▶ _Saved entries_
--------------------

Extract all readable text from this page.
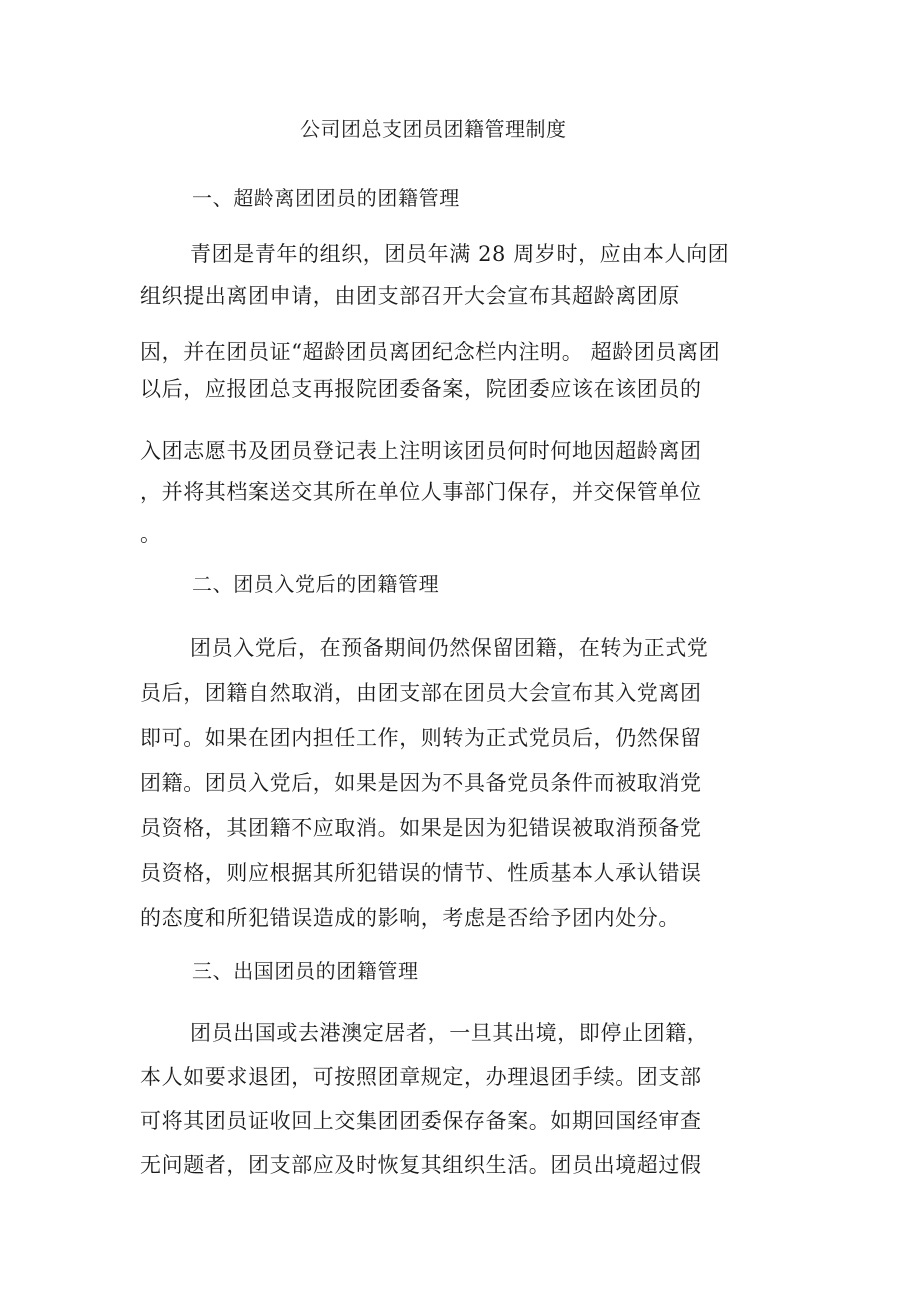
公司团总支团员团籍管理制度
一、超龄离团团员的团籍管理
青团是青年的组织，团员年满 28 周岁时，应由本人向团
组织提出离团申请，由团支部召开大会宣布其超龄离团原
因，并在团员证“超龄团员离团纪念栏内注明。 超龄团员离团
以后，应报团总支再报院团委备案，院团委应该在该团员的
入团志愿书及团员登记表上注明该团员何时何地因超龄离团
，并将其档案送交其所在单位人事部门保存，并交保管单位
。
二、团员入党后的团籍管理
团员入党后，在预备期间仍然保留团籍，在转为正式党
员后，团籍自然取消，由团支部在团员大会宣布其入党离团
即可。如果在团内担任工作，则转为正式党员后，仍然保留
团籍。团员入党后，如果是因为不具备党员条件而被取消党
员资格，其团籍不应取消。如果是因为犯错误被取消预备党
员资格，则应根据其所犯错误的情节、性质基本人承认错误
的态度和所犯错误造成的影响，考虑是否给予团内处分。
三、出国团员的团籍管理
团员出国或去港澳定居者，一旦其出境，即停止团籍，
本人如要求退团，可按照团章规定，办理退团手续。团支部
可将其团员证收回上交集团团委保存备案。如期回国经审查
无问题者，团支部应及时恢复其组织生活。团员出境超过假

--------------------

▶ _What you have to do_
Repeat each record exactly, with the pictures left out.

▶ _Task answer_
Extract all readable text from this page.
公司团总支团员团籍管理制度
一、超龄离团团员的团籍管理
青团是青年的组织，团员年满 28 周岁时，应由本人向团
组织提出离团申请，由团支部召开大会宣布其超龄离团原
因，并在团员证“超龄团员离团纪念栏内注明。 超龄团员离团
以后，应报团总支再报院团委备案，院团委应该在该团员的
入团志愿书及团员登记表上注明该团员何时何地因超龄离团
，并将其档案送交其所在单位人事部门保存，并交保管单位
。
二、团员入党后的团籍管理
团员入党后，在预备期间仍然保留团籍，在转为正式党
员后，团籍自然取消，由团支部在团员大会宣布其入党离团
即可。如果在团内担任工作，则转为正式党员后，仍然保留
团籍。团员入党后，如果是因为不具备党员条件而被取消党
员资格，其团籍不应取消。如果是因为犯错误被取消预备党
员资格，则应根据其所犯错误的情节、性质基本人承认错误
的态度和所犯错误造成的影响，考虑是否给予团内处分。
三、出国团员的团籍管理
团员出国或去港澳定居者，一旦其出境，即停止团籍，
本人如要求退团，可按照团章规定，办理退团手续。团支部
可将其团员证收回上交集团团委保存备案。如期回国经审查
无问题者，团支部应及时恢复其组织生活。团员出境超过假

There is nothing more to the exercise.